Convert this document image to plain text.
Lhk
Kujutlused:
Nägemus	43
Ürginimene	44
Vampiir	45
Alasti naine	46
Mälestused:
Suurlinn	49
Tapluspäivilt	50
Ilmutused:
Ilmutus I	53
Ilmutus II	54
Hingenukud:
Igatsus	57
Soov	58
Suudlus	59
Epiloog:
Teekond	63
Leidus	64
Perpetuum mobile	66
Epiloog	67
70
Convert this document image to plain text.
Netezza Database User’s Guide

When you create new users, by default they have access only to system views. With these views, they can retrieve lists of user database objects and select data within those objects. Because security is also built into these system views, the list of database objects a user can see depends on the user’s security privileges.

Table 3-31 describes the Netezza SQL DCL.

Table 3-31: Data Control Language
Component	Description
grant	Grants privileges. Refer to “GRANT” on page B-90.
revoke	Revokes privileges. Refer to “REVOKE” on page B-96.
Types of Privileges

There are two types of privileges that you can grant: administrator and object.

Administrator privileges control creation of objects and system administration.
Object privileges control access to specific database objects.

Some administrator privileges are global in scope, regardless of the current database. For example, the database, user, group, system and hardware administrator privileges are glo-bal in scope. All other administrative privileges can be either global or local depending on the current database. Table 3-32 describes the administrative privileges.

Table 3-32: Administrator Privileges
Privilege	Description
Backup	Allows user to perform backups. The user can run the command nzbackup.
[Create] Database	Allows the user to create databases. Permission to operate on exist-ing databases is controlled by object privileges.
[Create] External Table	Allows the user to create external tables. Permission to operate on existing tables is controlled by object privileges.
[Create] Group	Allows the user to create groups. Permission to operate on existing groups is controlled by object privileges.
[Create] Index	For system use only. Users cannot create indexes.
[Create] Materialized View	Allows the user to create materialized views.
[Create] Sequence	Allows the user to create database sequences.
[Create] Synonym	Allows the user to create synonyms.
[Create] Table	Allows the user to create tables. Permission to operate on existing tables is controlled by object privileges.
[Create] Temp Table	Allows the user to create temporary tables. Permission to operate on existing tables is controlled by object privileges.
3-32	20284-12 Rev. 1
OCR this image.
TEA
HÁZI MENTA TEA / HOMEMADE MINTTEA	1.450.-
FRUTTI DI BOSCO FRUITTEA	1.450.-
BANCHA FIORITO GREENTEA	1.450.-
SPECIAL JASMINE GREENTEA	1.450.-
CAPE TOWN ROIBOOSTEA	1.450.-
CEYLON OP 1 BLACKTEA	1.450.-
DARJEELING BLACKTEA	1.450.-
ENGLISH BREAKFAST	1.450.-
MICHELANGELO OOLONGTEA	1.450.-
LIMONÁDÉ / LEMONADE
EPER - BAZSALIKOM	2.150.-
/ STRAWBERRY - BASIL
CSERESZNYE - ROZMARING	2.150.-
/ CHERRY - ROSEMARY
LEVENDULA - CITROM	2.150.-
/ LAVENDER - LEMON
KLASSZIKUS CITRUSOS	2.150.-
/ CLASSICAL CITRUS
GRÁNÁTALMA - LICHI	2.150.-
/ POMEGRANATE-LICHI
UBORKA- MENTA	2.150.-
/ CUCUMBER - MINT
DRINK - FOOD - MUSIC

──────

Locate the word "existing" in the entries, and copy every line where it is found.

### FULL RESPONSE
[Create] External Table	Allows the user to create external tables. Permission to operate on existing tables is controlled by object privileges.
[Create] Group	Allows the user to create groups. Permission to operate on existing groups is controlled by object privileges.
[Create] Table	Allows the user to create tables. Permission to operate on existing tables is controlled by object privileges.
[Create] Temp Table	Allows the user to create temporary tables. Permission to operate on existing tables is controlled by object privileges.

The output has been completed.